TASK OBJECTIVE
Answer with a single number: how many lines in the listing below include "obtain"?

(Recorded data)
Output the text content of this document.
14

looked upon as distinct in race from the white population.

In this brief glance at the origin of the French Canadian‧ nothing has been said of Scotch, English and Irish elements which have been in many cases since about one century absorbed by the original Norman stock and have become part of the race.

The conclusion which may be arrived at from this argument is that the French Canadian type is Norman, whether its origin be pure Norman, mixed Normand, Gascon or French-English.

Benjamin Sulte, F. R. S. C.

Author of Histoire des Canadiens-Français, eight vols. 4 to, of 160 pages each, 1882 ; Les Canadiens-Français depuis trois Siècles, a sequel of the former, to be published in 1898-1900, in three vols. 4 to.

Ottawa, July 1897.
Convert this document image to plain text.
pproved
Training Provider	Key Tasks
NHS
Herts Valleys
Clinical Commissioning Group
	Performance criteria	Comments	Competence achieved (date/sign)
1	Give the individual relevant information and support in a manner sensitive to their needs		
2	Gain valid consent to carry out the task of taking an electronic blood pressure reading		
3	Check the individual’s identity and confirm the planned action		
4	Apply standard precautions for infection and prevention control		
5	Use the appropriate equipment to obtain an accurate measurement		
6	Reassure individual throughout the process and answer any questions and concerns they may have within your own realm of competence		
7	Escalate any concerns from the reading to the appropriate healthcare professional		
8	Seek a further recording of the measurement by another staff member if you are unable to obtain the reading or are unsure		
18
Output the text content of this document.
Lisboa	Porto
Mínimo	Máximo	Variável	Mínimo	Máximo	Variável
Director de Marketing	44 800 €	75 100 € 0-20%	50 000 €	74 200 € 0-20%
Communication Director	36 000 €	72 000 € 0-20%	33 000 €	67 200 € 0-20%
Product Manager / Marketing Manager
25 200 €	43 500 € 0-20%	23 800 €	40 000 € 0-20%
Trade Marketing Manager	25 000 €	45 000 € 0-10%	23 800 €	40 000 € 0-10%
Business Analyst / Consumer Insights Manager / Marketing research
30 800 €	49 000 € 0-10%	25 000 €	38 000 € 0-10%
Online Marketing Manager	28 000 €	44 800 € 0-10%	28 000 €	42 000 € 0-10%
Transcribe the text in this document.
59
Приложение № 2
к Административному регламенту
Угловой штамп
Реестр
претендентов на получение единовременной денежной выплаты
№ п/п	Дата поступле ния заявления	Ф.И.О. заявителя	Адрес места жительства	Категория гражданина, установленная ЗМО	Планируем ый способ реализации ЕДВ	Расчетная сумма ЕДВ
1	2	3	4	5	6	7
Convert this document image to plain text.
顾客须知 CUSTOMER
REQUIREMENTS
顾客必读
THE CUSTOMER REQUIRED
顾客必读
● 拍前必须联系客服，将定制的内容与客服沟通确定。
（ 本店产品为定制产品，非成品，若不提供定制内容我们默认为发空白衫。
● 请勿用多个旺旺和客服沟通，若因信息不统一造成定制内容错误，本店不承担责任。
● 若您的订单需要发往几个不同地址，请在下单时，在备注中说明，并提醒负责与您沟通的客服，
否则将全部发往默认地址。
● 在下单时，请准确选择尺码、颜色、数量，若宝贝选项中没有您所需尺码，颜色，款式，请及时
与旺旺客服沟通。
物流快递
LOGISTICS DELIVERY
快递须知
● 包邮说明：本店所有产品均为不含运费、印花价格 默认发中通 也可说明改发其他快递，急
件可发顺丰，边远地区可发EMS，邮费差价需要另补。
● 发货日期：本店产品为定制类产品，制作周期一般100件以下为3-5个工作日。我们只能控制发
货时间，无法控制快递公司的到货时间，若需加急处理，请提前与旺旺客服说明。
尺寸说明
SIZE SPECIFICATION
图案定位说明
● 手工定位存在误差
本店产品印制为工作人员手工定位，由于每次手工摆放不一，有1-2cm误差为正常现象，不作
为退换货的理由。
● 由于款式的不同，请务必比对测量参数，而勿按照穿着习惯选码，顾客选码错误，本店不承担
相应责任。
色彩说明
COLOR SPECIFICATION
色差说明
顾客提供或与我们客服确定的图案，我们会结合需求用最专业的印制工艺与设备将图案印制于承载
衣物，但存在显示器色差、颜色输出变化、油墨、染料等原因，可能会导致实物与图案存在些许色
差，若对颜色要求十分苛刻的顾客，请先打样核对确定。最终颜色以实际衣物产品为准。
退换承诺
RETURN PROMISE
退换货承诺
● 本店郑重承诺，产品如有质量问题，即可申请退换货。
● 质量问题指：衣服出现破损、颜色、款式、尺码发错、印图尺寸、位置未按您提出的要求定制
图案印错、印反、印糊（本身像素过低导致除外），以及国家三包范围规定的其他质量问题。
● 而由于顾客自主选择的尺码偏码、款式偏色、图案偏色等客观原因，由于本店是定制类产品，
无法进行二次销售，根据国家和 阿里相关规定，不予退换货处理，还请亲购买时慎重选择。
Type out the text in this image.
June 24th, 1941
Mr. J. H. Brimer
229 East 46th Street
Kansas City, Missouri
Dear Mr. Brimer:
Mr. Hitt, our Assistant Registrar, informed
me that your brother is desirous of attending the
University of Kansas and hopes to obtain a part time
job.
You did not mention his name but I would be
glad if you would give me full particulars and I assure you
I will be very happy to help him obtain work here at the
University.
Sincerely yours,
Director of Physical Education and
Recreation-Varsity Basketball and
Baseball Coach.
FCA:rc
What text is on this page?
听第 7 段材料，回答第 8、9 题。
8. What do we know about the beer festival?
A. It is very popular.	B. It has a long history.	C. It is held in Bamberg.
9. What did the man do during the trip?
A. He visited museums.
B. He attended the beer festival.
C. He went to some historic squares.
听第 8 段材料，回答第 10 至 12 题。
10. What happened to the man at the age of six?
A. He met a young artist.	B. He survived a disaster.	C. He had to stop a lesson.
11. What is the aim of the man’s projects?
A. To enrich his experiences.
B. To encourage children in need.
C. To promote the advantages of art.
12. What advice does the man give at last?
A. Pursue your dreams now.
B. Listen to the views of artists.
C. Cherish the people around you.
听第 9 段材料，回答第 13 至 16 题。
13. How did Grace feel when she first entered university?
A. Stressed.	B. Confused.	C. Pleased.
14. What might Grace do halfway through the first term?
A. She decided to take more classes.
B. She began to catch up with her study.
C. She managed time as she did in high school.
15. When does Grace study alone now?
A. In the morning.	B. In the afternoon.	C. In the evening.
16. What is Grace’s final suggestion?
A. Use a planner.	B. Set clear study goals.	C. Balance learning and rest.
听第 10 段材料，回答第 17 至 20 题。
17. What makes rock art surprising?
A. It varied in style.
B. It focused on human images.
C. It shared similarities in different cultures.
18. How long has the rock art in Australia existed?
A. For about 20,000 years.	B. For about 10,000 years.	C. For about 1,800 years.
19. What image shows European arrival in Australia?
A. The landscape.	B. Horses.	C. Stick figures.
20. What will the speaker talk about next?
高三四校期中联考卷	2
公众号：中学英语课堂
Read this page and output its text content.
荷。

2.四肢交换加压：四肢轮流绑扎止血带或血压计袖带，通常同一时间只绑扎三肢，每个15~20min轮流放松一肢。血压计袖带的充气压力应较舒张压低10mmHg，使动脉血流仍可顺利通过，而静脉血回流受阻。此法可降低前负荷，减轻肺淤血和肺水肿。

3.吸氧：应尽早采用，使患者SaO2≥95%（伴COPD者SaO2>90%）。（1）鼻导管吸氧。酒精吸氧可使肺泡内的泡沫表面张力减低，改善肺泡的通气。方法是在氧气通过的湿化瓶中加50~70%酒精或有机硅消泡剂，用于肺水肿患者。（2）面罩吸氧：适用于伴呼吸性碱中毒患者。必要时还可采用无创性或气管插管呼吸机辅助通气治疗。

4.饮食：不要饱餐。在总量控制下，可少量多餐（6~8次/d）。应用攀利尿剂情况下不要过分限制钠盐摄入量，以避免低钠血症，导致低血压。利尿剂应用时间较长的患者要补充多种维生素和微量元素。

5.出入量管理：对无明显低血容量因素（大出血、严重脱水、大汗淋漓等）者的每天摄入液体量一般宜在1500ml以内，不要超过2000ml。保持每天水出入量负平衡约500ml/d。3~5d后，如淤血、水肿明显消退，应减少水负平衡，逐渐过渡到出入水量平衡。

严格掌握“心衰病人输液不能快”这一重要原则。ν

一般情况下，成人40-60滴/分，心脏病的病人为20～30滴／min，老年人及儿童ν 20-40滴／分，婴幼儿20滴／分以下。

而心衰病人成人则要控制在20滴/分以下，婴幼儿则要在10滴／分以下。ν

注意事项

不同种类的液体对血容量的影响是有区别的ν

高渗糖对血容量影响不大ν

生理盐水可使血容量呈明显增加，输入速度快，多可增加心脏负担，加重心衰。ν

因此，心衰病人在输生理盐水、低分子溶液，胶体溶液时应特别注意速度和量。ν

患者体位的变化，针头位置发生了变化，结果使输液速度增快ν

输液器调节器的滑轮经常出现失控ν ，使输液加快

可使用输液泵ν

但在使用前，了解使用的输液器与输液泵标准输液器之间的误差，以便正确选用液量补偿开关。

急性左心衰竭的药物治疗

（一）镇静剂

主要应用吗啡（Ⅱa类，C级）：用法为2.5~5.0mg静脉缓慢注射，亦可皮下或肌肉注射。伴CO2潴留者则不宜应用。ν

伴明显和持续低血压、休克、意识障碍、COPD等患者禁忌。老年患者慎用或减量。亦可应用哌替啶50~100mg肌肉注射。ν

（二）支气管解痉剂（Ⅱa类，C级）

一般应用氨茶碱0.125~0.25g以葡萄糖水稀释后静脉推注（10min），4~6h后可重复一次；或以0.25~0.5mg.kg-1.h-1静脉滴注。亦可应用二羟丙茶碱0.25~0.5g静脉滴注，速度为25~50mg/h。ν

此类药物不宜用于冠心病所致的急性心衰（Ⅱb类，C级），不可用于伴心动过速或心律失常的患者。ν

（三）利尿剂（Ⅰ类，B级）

TASK RESPONSE
4